-- BEGIN --

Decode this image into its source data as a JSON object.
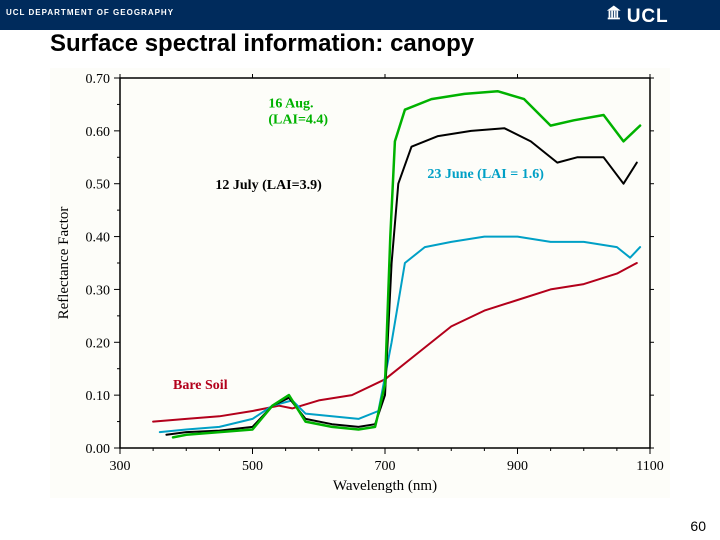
{
  "header": {
    "department": "UCL DEPARTMENT OF GEOGRAPHY",
    "logo_text": "UCL"
  },
  "title": "Surface spectral information: canopy",
  "page_number": "60",
  "chart": {
    "type": "line",
    "background_color": "#fdfdf9",
    "plot_border_color": "#000000",
    "xlabel": "Wavelength (nm)",
    "ylabel": "Reflectance Factor",
    "label_fontsize": 15,
    "tick_fontsize": 14,
    "xlim": [
      300,
      1100
    ],
    "ylim": [
      0.0,
      0.7
    ],
    "xticks": [
      300,
      500,
      700,
      900,
      1100
    ],
    "yticks": [
      0.0,
      0.1,
      0.2,
      0.3,
      0.4,
      0.5,
      0.6,
      0.7
    ],
    "ytick_labels": [
      "0.00",
      "0.10",
      "0.20",
      "0.30",
      "0.40",
      "0.50",
      "0.60",
      "0.70"
    ],
    "series": [
      {
        "name": "Bare Soil",
        "label": "Bare Soil",
        "color": "#b3001b",
        "line_width": 2,
        "label_pos": {
          "x": 0.1,
          "y": 0.84
        },
        "points": [
          [
            350,
            0.05
          ],
          [
            400,
            0.055
          ],
          [
            450,
            0.06
          ],
          [
            500,
            0.07
          ],
          [
            540,
            0.08
          ],
          [
            560,
            0.075
          ],
          [
            600,
            0.09
          ],
          [
            650,
            0.1
          ],
          [
            700,
            0.13
          ],
          [
            750,
            0.18
          ],
          [
            800,
            0.23
          ],
          [
            850,
            0.26
          ],
          [
            900,
            0.28
          ],
          [
            950,
            0.3
          ],
          [
            1000,
            0.31
          ],
          [
            1050,
            0.33
          ],
          [
            1080,
            0.35
          ]
        ]
      },
      {
        "name": "23 June",
        "label": "23 June (LAI = 1.6)",
        "color": "#00a0c6",
        "line_width": 2,
        "label_pos": {
          "x": 0.58,
          "y": 0.27
        },
        "points": [
          [
            360,
            0.03
          ],
          [
            400,
            0.035
          ],
          [
            450,
            0.04
          ],
          [
            500,
            0.055
          ],
          [
            530,
            0.08
          ],
          [
            560,
            0.09
          ],
          [
            580,
            0.065
          ],
          [
            620,
            0.06
          ],
          [
            660,
            0.055
          ],
          [
            690,
            0.07
          ],
          [
            710,
            0.2
          ],
          [
            730,
            0.35
          ],
          [
            760,
            0.38
          ],
          [
            800,
            0.39
          ],
          [
            850,
            0.4
          ],
          [
            900,
            0.4
          ],
          [
            950,
            0.39
          ],
          [
            1000,
            0.39
          ],
          [
            1050,
            0.38
          ],
          [
            1070,
            0.36
          ],
          [
            1085,
            0.38
          ]
        ]
      },
      {
        "name": "12 July",
        "label": "12 July (LAI=3.9)",
        "color": "#000000",
        "line_width": 2,
        "label_pos": {
          "x": 0.18,
          "y": 0.3
        },
        "points": [
          [
            370,
            0.025
          ],
          [
            400,
            0.03
          ],
          [
            450,
            0.033
          ],
          [
            500,
            0.04
          ],
          [
            530,
            0.08
          ],
          [
            555,
            0.095
          ],
          [
            580,
            0.055
          ],
          [
            620,
            0.045
          ],
          [
            660,
            0.04
          ],
          [
            685,
            0.045
          ],
          [
            700,
            0.1
          ],
          [
            710,
            0.35
          ],
          [
            720,
            0.5
          ],
          [
            740,
            0.57
          ],
          [
            780,
            0.59
          ],
          [
            830,
            0.6
          ],
          [
            880,
            0.605
          ],
          [
            920,
            0.58
          ],
          [
            960,
            0.54
          ],
          [
            990,
            0.55
          ],
          [
            1030,
            0.55
          ],
          [
            1060,
            0.5
          ],
          [
            1080,
            0.54
          ]
        ]
      },
      {
        "name": "16 Aug.",
        "label": "16 Aug.",
        "label2": "(LAI=4.4)",
        "color": "#00b200",
        "line_width": 2.5,
        "label_pos": {
          "x": 0.28,
          "y": 0.08
        },
        "points": [
          [
            380,
            0.02
          ],
          [
            400,
            0.025
          ],
          [
            450,
            0.03
          ],
          [
            500,
            0.035
          ],
          [
            530,
            0.08
          ],
          [
            555,
            0.1
          ],
          [
            580,
            0.05
          ],
          [
            620,
            0.04
          ],
          [
            660,
            0.035
          ],
          [
            685,
            0.04
          ],
          [
            700,
            0.12
          ],
          [
            708,
            0.4
          ],
          [
            715,
            0.58
          ],
          [
            730,
            0.64
          ],
          [
            770,
            0.66
          ],
          [
            820,
            0.67
          ],
          [
            870,
            0.675
          ],
          [
            910,
            0.66
          ],
          [
            950,
            0.61
          ],
          [
            985,
            0.62
          ],
          [
            1030,
            0.63
          ],
          [
            1060,
            0.58
          ],
          [
            1085,
            0.61
          ]
        ]
      }
    ]
  }
}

-- END --

Lines that hold the word "name" are the ones to return, every one of them.

| ANSWER FOR THIS EXERCISE |
        "name": "Bare Soil",
        "name": "23 June",
        "name": "12 July",
        "name": "16 Aug.",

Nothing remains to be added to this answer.